─── Testo fornito

Vaiolo delle scimmie in frenata, meno 25,5% casi in sette giorni

Cartellone con l'indicazione delle nazioni dove si è diffuso il vaiolo delle scimmie.
Cartellone con l'indicazione delle nazioni dove si è diffuso il vaiolo delle scimmie. EPA/IDREES MOHAMMED

ROMA. – L’epidemia di vaiolo delle scimmie dà i primi segnali di rallentamento. Nella settimana compresa tra il 29 agosto e il 4 settembre, secondo l’Organizzazione Mondiale della Sanità (Oms), si sono verificati 5.029 casi, il 25,5% in meno rispetto alla settimana precedente, quando i contagi erano stati 6.746. Complessivamente, al 5 settembre sono 52.997 i contagi confermati e 398 quelli probabili. Ammonta a 18 il numero dei decessi, 3 dei quali verificatisi nell’ultima settimana.

Gli Stati Uniti continuano a essere lo Stato più colpito: con 19.351 contagi registrati, i casi americani rappresentano più di un terzo di quelli globali. Seguono Spagna (6.645 casi), Brasile (5.197), Francia (3.646), Germania (3.493), Regno Unito (3.413), Perù (1.546), Canada (1.289), Olanda (1.172), Portogallo (871). In questi dieci Paesi si è verificato l’88% dei contagi, anche se il virus continua a diffondersi e negli ultimi 7 giorni il Sudan del Sud ha visto il suo primo paziente positivo portando a 102 il numero di Stati toccati dal contagio.

I nuovi dati confermano la netta prevalenza maschile dell’infezione. A oggi il 98,2% dei contagi si è verificato in maschi con un’età mediana di 36 anni. Si contano però anche 163 casi in minori di 18 anni e, tra questi, 43 bambini con meno di 4 anni. Nessuno dei contagi tra minori si è verificato in ambiente scolastico e il 40% di essi sono stati registrati in Africa.

“Tra i casi con orientamento sessuale noto, il 95,2% (11.923 su 12.530) si identifica come maschio che fa sesso con maschi”, si legge nel report Oms. “Tra quelli in cui è noto lo status Hiv il 44,9% (5.576 su 12.411) è sieropositivo”. La più frequente modalità di contagio riferita (91% dei casi) è quella per via sessuale. Si contano anche 313 casi tra sanitari, ma la quasi totalità ha contratto il virus al di fuori dall’ambiente sanitario.

“È incoraggiante vedere che in alcuni Paesi dell’Europa e del Nord America ora assistiamo a un calo sostenuto dei casi, a dimostrazione dell’efficacia degli interventi di salute pubblica e dell’impegno della comunità per monitorare le infezioni e prevenire la trasmissione”, ha detto nei giorni scorsi il direttore dell’Oms Tedros Adhanom Ghebreyesus.

“Questi segnali confermano quanto affermato con costanza sin dall’inizio: che con le giuste misure, si tratta di un focolaio che si può fermare. E nelle regioni che non hanno trasmissione da animale a uomo, questo è un virus che può essere eliminato”.

──────

▶ [Compito A]
Elenca tutte le percentuali distinte che compaiono nell'articolo sul vaiolo delle scimmie.
▶ [Compito B]
Per favore, ricopia dall'articolo sul vaiolo delle scimmie il testo da "ROMA. – L’epidemia" fino a "verificatisi nell’ultima settimana." compreso.
Il materiale è indipendente dall'articolo.

─── I dati

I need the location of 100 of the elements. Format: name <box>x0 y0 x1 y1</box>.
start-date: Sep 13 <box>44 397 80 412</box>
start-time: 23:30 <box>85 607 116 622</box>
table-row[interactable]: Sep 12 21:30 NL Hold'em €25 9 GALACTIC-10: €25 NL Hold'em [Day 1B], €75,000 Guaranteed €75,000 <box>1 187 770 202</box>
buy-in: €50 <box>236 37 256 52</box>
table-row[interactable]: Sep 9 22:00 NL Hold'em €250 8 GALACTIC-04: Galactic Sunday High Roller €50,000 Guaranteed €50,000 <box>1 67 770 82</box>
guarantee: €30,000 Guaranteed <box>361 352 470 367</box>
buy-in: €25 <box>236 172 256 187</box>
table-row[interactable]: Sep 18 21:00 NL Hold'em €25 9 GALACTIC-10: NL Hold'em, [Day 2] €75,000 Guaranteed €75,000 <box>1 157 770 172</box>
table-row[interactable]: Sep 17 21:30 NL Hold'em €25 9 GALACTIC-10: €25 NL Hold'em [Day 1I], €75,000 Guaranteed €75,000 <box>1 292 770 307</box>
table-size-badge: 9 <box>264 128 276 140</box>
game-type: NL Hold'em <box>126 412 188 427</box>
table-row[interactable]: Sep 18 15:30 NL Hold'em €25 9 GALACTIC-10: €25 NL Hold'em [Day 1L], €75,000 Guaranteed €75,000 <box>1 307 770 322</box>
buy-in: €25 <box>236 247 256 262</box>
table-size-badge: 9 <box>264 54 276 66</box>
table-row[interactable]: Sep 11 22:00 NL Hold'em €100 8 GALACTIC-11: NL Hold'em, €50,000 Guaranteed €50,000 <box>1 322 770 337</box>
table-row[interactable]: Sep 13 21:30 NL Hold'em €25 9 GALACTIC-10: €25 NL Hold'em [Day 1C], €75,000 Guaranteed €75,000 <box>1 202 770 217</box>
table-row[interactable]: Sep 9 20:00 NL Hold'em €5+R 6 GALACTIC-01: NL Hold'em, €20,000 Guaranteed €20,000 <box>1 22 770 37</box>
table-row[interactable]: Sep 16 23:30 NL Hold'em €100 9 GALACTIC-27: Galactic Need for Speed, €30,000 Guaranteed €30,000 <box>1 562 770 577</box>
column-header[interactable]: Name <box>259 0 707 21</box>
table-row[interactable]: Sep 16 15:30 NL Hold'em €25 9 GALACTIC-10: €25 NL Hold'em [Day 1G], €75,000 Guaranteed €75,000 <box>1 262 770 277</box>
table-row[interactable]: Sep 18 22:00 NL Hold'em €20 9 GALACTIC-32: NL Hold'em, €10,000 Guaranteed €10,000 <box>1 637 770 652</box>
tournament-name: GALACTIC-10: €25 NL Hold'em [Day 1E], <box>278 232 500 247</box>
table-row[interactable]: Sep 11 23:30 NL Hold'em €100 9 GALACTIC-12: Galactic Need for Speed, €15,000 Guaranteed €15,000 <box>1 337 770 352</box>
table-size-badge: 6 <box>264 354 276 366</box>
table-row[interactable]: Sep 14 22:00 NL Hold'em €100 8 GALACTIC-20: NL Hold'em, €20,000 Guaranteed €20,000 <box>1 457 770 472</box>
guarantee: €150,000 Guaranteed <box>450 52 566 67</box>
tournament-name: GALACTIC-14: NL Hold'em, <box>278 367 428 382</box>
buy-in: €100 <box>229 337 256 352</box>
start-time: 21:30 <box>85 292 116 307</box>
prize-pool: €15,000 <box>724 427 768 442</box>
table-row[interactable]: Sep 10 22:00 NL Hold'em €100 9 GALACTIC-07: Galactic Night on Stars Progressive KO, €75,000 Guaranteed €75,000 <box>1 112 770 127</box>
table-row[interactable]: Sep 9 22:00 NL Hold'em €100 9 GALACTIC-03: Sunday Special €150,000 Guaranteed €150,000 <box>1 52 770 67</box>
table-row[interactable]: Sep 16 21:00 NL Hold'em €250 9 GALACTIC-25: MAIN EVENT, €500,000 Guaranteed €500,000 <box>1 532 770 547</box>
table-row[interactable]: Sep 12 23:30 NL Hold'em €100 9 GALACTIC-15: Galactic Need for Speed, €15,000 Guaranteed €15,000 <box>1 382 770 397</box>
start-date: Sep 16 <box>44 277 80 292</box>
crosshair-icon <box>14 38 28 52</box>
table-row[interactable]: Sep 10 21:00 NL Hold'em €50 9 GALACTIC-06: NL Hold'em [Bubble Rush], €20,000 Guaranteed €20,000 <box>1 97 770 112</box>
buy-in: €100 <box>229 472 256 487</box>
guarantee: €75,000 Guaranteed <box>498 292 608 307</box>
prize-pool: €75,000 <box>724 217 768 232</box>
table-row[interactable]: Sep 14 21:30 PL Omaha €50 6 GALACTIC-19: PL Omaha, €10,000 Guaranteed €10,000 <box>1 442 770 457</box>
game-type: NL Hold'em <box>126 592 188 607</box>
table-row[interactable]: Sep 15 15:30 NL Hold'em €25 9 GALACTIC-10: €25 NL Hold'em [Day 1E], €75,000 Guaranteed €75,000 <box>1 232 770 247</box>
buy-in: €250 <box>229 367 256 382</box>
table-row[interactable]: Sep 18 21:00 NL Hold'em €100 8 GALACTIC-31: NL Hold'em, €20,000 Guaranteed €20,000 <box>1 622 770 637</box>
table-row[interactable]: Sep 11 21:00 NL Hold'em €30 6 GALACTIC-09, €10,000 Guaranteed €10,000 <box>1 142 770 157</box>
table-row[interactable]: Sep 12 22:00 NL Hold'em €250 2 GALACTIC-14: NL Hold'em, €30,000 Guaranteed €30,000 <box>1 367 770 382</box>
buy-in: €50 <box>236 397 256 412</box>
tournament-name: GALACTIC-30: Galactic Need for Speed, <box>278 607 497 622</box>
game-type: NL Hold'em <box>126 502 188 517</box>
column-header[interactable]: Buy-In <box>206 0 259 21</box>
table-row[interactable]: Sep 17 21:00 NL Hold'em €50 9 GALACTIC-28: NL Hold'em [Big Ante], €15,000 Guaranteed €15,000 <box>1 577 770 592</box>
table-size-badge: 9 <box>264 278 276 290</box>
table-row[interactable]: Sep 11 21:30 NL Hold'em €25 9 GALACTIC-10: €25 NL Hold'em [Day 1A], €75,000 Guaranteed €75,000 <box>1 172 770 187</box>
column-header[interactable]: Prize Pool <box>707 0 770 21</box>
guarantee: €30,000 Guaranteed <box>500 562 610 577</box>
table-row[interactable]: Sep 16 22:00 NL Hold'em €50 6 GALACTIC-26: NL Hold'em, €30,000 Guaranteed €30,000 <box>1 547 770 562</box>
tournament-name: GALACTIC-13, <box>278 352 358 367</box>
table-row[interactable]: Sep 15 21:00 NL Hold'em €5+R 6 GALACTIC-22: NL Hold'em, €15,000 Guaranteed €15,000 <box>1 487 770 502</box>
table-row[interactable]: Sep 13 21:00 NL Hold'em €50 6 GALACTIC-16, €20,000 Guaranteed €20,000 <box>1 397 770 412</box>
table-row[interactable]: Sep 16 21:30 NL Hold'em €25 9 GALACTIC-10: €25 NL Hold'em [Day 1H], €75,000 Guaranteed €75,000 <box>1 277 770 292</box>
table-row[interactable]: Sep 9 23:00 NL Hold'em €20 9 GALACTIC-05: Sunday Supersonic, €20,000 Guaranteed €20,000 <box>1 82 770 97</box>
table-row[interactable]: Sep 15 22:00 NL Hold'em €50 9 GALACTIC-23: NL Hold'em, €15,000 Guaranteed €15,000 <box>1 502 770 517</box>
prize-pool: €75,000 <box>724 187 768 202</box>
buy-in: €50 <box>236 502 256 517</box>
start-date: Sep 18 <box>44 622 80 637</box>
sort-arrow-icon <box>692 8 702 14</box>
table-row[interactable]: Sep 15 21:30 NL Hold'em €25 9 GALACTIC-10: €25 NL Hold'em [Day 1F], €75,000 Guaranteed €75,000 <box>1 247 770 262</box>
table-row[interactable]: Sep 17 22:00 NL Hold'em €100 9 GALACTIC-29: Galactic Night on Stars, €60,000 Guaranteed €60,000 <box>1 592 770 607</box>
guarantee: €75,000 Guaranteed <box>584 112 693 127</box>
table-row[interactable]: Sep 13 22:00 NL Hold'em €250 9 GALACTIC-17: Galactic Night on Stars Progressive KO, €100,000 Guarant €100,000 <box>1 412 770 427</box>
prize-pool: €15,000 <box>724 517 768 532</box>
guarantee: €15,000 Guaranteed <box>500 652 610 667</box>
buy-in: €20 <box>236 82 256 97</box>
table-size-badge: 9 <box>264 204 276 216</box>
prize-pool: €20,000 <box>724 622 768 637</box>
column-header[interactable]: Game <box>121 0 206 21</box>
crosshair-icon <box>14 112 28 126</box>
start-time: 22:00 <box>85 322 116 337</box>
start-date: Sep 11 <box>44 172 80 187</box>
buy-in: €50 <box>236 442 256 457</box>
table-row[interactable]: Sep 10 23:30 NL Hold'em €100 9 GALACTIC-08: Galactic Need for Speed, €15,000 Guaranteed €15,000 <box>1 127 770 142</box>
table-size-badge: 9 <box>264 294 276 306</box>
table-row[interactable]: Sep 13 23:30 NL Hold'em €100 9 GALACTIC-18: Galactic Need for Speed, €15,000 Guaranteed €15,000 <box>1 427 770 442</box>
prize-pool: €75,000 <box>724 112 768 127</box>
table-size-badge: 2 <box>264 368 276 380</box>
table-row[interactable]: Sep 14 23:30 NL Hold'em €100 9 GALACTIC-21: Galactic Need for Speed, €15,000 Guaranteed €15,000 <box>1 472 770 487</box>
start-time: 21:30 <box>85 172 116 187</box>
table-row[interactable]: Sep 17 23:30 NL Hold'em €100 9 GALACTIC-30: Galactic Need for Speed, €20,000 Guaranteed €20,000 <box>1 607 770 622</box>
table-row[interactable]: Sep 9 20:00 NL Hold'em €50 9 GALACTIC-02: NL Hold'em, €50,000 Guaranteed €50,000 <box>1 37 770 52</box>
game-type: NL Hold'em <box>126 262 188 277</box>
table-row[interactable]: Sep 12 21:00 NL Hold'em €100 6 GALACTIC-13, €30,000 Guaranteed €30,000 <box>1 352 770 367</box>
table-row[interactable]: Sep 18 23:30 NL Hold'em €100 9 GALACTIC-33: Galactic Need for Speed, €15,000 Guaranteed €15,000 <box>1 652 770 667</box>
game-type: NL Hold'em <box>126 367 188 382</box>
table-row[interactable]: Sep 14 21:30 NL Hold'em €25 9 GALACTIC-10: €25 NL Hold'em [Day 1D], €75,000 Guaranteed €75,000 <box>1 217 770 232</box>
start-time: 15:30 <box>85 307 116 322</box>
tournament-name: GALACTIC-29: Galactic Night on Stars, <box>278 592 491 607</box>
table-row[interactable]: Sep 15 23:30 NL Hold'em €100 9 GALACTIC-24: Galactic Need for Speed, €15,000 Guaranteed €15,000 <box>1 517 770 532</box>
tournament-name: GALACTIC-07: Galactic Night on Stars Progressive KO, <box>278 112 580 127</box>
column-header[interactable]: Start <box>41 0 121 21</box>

──────

▶ [Risposta A]
25,5%
88%
98,2%
40%
95,2%
44,9%
91%

▶ [Risposta B]
ROMA. – L’epidemia di vaiolo delle scimmie dà i primi segnali di rallentamento. Nella settimana compresa tra il 29 agosto e il 4 settembre, secondo l’Organizzazione Mondiale della Sanità (Oms), si sono verificati 5.029 casi, il 25,5% in meno rispetto alla settimana precedente, quando i contagi erano stati 6.746. Complessivamente, al 5 settembre sono 52.997 i contagi confermati e 398 quelli probabili. Ammonta a 18 il numero dei decessi, 3 dei quali verificatisi nell’ultima settimana.